▶ **Instructions to follow**: Do not copy the pictures; transcribe all other material exactly.

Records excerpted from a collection
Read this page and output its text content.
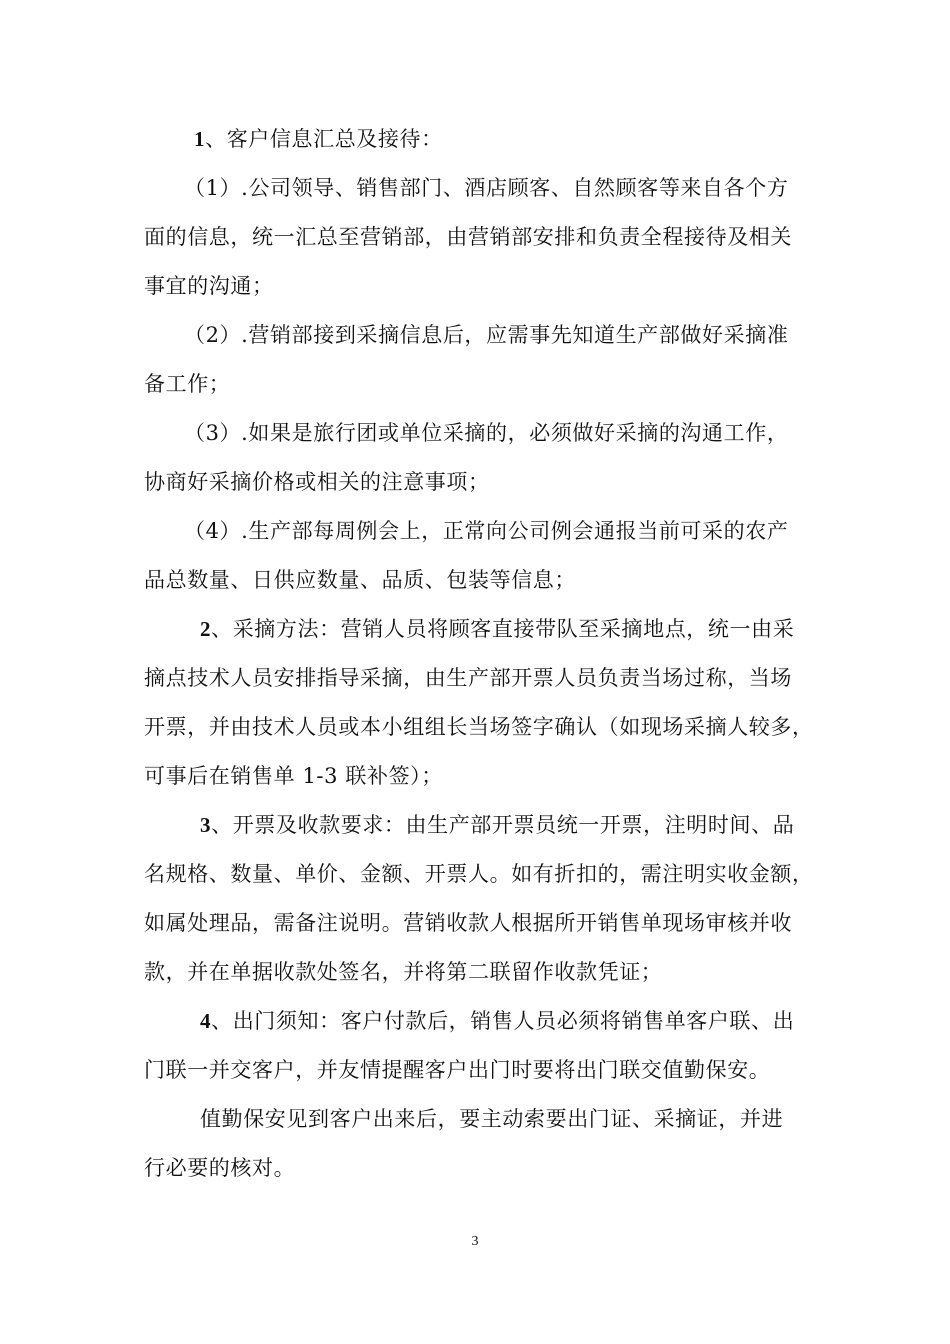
1、客户信息汇总及接待：
（1）.公司领导、销售部门、酒店顾客、自然顾客等来自各个方
面的信息，统一汇总至营销部，由营销部安排和负责全程接待及相关
事宜的沟通；
（2）.营销部接到采摘信息后，应需事先知道生产部做好采摘准
备工作；
（3）.如果是旅行团或单位采摘的，必须做好采摘的沟通工作，
协商好采摘价格或相关的注意事项；
（4）.生产部每周例会上，正常向公司例会通报当前可采的农产
品总数量、日供应数量、品质、包装等信息；
2、采摘方法：营销人员将顾客直接带队至采摘地点，统一由采
摘点技术人员安排指导采摘，由生产部开票人员负责当场过称，当场
开票，并由技术人员或本小组组长当场签字确认（如现场采摘人较多，
可事后在销售单 1-3 联补签）；
3、开票及收款要求：由生产部开票员统一开票，注明时间、品
名规格、数量、单价、金额、开票人。如有折扣的，需注明实收金额，
如属处理品，需备注说明。营销收款人根据所开销售单现场审核并收
款，并在单据收款处签名，并将第二联留作收款凭证；
4、出门须知：客户付款后，销售人员必须将销售单客户联、出
门联一并交客户，并友情提醒客户出门时要将出门联交值勤保安。
值勤保安见到客户出来后，要主动索要出门证、采摘证，并进
行必要的核对。
3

▶ **Reply**:
Read this page and output its text content.
1、客户信息汇总及接待：
（1）.公司领导、销售部门、酒店顾客、自然顾客等来自各个方
面的信息，统一汇总至营销部，由营销部安排和负责全程接待及相关
事宜的沟通；
（2）.营销部接到采摘信息后，应需事先知道生产部做好采摘准
备工作；
（3）.如果是旅行团或单位采摘的，必须做好采摘的沟通工作，
协商好采摘价格或相关的注意事项；
（4）.生产部每周例会上，正常向公司例会通报当前可采的农产
品总数量、日供应数量、品质、包装等信息；
2、采摘方法：营销人员将顾客直接带队至采摘地点，统一由采
摘点技术人员安排指导采摘，由生产部开票人员负责当场过称，当场
开票，并由技术人员或本小组组长当场签字确认（如现场采摘人较多，
可事后在销售单 1-3 联补签）；
3、开票及收款要求：由生产部开票员统一开票，注明时间、品
名规格、数量、单价、金额、开票人。如有折扣的，需注明实收金额，
如属处理品，需备注说明。营销收款人根据所开销售单现场审核并收
款，并在单据收款处签名，并将第二联留作收款凭证；
4、出门须知：客户付款后，销售人员必须将销售单客户联、出
门联一并交客户，并友情提醒客户出门时要将出门联交值勤保安。
值勤保安见到客户出来后，要主动索要出门证、采摘证，并进
行必要的核对。
3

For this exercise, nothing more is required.